Identify each line in the records below that contains the word "times", and copy it.
START Material provided
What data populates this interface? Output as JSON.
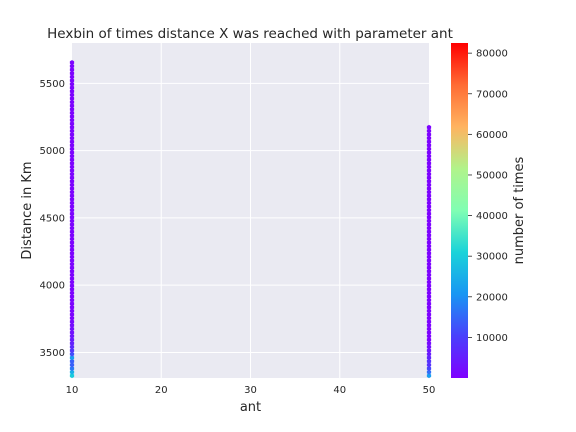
{
  "chart_data": {
    "type": "heatmap",
    "title": "Hexbin of times distance X was reached with parameter ant",
    "xlabel": "ant",
    "ylabel": "Distance in Km",
    "xlim": [
      10,
      50
    ],
    "ylim": [
      3310,
      5800
    ],
    "x_ticks": [
      10,
      20,
      30,
      40,
      50
    ],
    "y_ticks": [
      3500,
      4000,
      4500,
      5000,
      5500
    ],
    "grid": true,
    "colorbar": {
      "label": "number of times",
      "colormap": "rainbow",
      "range": [
        0,
        82500
      ],
      "ticks": [
        10000,
        20000,
        30000,
        40000,
        50000,
        60000,
        70000,
        80000
      ]
    },
    "series": [
      {
        "x": 10,
        "bins": [
          {
            "y": 3330,
            "count": 30000
          },
          {
            "y": 3360,
            "count": 25000
          },
          {
            "y": 3390,
            "count": 17000
          },
          {
            "y": 3420,
            "count": 14000
          },
          {
            "y": 3450,
            "count": 22000
          },
          {
            "y": 3480,
            "count": 12000
          },
          {
            "y": 3510,
            "count": 9000
          },
          {
            "y": 3540,
            "count": 7000
          },
          {
            "y": 3570,
            "count": 5500
          },
          {
            "y": 3600,
            "count": 4500
          },
          {
            "y": 3630,
            "count": 3500
          },
          {
            "y": 3660,
            "count": 2800
          },
          {
            "y": 3690,
            "count": 2200
          },
          {
            "y": 3720,
            "count": 1800
          }
        ],
        "max_y": 5680,
        "baseline_count": 500
      },
      {
        "x": 50,
        "bins": [
          {
            "y": 3330,
            "count": 22000
          },
          {
            "y": 3360,
            "count": 16000
          },
          {
            "y": 3390,
            "count": 11000
          },
          {
            "y": 3420,
            "count": 8000
          },
          {
            "y": 3450,
            "count": 6000
          },
          {
            "y": 3480,
            "count": 4500
          },
          {
            "y": 3510,
            "count": 3500
          },
          {
            "y": 3540,
            "count": 2500
          },
          {
            "y": 3570,
            "count": 1800
          }
        ],
        "max_y": 5200,
        "baseline_count": 400
      }
    ]
  }
}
END Material provided
Solution to this task:
    "title": "Hexbin of times distance X was reached with parameter ant",
      "label": "number of times",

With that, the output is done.